_STATED TASK A:_
Reproduce the records verbatim, covering the stretch from the start of the records through the line that contains "- testing-hub-icon: [49, 199, 67, 218]", and nothing more.

_TEXT SECTION:_
· · · · · · ·

# 3 Phase Load Question



## knight1fox3 (Oct 14, 2010)

In the attached PDF, if I have 3 resistors connected in a delta configuration to a 480V 3-phase source as shown, what will be the total current draw in each phase?

Circuit_Load.pdf


----------



## Flyer_PE (Oct 14, 2010)

I assume you're looking for the line current being supplied to the network:

ILine = sqrt(3)*IPhase = sqrt3*30 = 51.96 Amps


----------



## knight1fox3 (Oct 14, 2010)

Flyer_PE said:


> I assume you're looking for the line current being supplied to the network:
> ILine = sqrt(3)*IPhase = sqrt3*30 = 51.96 Amps


You are correct. So 51.96A is being supplied in each phase.

I had a discussion with a colleague of mine who said that 60A was being drawn in each phase. I said I disagreed and wanted to confirm my understanding of this circuit.


----------



## LMAO (Oct 14, 2010)

knight1fox3 said:


> In the attached PDF, if I have 3 resistors connected in a delta configuration to a 480V 3-phase source as shown, what will be the total current draw in each phase?


your schematic is correct, just make sure you are not confusing the line values with phase values. When you are converting a three phase circuit to a single phase like the way you did, the line and phase currents are equal in per phase schematic but when you convert it back to three phase you have to subtract the phase currents sharing the common line to find the target line current, and due to the 120 degree phase shift, line current magnitude turns out to be (3^.5) times phase current.

· · · · · · ·

_DATA ROWS:_
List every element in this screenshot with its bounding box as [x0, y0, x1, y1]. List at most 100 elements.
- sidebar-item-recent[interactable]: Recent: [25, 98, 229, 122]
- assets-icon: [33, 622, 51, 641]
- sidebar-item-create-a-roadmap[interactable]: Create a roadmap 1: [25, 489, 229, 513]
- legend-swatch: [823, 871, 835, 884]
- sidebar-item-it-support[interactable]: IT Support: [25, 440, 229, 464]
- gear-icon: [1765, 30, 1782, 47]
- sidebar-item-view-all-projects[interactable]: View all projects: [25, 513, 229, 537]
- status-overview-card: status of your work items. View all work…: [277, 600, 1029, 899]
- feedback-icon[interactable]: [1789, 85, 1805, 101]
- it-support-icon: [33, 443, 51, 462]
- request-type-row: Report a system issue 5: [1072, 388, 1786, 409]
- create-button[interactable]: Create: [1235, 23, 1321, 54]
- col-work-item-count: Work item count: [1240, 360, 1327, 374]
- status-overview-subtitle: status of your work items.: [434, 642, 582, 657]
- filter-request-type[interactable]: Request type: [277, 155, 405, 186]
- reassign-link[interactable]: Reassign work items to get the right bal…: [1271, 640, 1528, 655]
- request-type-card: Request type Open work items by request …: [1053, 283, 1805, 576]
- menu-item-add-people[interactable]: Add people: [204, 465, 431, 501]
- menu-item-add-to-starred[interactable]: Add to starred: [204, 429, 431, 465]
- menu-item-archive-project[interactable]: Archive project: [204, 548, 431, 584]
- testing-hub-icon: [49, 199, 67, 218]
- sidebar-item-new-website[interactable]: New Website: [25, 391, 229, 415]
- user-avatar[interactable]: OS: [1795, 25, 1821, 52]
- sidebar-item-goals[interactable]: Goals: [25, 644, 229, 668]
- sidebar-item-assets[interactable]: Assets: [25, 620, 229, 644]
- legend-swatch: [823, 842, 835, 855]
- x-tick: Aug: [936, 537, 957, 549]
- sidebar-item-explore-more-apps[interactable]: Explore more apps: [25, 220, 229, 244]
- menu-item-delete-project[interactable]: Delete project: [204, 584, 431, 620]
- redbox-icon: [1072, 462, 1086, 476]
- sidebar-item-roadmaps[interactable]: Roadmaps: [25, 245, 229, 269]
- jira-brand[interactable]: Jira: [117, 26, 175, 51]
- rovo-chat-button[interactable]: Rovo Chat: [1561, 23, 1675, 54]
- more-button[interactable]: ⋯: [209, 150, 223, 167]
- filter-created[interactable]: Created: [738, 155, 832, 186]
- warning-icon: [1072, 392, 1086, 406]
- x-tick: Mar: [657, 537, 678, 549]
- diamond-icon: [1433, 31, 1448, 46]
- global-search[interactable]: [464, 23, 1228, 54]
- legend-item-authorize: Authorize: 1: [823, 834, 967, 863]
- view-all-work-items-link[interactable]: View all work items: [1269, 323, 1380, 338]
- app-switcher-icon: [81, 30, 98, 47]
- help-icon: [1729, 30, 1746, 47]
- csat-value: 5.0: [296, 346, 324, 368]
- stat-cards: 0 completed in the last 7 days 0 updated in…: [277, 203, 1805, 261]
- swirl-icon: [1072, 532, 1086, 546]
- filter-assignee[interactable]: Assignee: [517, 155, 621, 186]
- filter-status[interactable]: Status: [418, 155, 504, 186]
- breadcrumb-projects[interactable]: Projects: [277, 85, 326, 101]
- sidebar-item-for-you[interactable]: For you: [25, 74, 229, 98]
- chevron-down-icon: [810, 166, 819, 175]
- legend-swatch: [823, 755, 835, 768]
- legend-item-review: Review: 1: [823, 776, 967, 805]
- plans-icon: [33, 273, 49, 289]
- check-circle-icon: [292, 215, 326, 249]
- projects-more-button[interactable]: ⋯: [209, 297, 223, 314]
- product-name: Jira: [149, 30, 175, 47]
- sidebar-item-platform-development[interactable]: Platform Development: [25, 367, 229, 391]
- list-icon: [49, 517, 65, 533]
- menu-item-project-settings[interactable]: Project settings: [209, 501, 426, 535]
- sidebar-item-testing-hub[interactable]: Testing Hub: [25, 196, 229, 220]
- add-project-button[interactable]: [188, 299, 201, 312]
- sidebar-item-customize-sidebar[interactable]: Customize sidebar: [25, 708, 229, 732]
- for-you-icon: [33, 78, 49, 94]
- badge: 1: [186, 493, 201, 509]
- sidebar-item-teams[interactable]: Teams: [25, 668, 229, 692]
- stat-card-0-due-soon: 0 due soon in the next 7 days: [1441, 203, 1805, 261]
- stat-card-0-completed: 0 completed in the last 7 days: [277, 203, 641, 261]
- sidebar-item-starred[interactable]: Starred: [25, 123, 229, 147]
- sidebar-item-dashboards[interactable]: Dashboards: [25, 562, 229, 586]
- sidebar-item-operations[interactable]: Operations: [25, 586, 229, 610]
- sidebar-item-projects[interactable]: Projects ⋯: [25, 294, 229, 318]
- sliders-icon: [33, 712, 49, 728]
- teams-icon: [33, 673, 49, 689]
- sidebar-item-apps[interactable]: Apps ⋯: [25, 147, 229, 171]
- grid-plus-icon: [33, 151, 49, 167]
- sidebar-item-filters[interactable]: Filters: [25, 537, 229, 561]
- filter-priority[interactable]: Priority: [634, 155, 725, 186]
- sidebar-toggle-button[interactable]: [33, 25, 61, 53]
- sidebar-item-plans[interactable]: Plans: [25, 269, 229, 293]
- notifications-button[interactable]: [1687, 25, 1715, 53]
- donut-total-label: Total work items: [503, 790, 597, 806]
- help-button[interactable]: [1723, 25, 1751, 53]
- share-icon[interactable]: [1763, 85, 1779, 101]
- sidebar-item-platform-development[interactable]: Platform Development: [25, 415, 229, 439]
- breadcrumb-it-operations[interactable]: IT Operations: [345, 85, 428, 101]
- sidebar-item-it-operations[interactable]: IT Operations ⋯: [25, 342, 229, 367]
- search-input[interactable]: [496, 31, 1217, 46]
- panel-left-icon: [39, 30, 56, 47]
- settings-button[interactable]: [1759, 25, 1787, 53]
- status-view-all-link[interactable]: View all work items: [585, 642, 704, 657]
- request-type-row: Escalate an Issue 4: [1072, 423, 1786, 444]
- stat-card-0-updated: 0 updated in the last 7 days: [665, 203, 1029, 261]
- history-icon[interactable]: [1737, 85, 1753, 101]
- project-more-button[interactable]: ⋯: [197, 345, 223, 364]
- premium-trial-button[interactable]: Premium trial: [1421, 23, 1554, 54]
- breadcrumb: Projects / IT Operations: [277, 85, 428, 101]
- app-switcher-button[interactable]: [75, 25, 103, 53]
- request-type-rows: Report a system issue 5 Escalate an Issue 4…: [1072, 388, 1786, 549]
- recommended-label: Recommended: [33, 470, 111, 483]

· · · · · · ·

_STATED TASK B:_
Carry on the forum thread about the current drawn by a delta-connected resistive load from the point where it stops.

_TASK RESULT A:_
List every element in this screenshot with its bounding box as [x0, y0, x1, y1]. List at most 100 elements.
- sidebar-item-recent[interactable]: Recent: [25, 98, 229, 122]
- assets-icon: [33, 622, 51, 641]
- sidebar-item-create-a-roadmap[interactable]: Create a roadmap 1: [25, 489, 229, 513]
- legend-swatch: [823, 871, 835, 884]
- sidebar-item-it-support[interactable]: IT Support: [25, 440, 229, 464]
- gear-icon: [1765, 30, 1782, 47]
- sidebar-item-view-all-projects[interactable]: View all projects: [25, 513, 229, 537]
- status-overview-card: status of your work items. View all work…: [277, 600, 1029, 899]
- feedback-icon[interactable]: [1789, 85, 1805, 101]
- it-support-icon: [33, 443, 51, 462]
- request-type-row: Report a system issue 5: [1072, 388, 1786, 409]
- create-button[interactable]: Create: [1235, 23, 1321, 54]
- col-work-item-count: Work item count: [1240, 360, 1327, 374]
- status-overview-subtitle: status of your work items.: [434, 642, 582, 657]
- filter-request-type[interactable]: Request type: [277, 155, 405, 186]
- reassign-link[interactable]: Reassign work items to get the right bal…: [1271, 640, 1528, 655]
- request-type-card: Request type Open work items by request …: [1053, 283, 1805, 576]
- menu-item-add-people[interactable]: Add people: [204, 465, 431, 501]
- menu-item-add-to-starred[interactable]: Add to starred: [204, 429, 431, 465]
- menu-item-archive-project[interactable]: Archive project: [204, 548, 431, 584]
- testing-hub-icon: [49, 199, 67, 218]

_TASK RESULT B:_
----------



## knight1fox3 (Oct 14, 2010)

So is what I said in my 2nd post correct then?


----------



## Flyer_PE (Oct 14, 2010)

knight1fox3 said:


> So is what I said in my 2nd post correct then?


Yes.

Another way to look at it is this: The currents are not scalar quantities, they are vectors. If you apply KCL to any of the three corners of the delta, the incoming line current will be equal to the sum of the two phase currents. In a balanced system, these phase currents will be separated by 120o.

Using your example of a 30 Amp phase current, you will get a line current = (30/0o)-(30/120o) = 51.96/-30o.

Edit: I would also suggest switching the direction of the arrow you show for current between phases A and C.


----------



## knight1fox3 (Oct 14, 2010)

Excellent! Thank you all.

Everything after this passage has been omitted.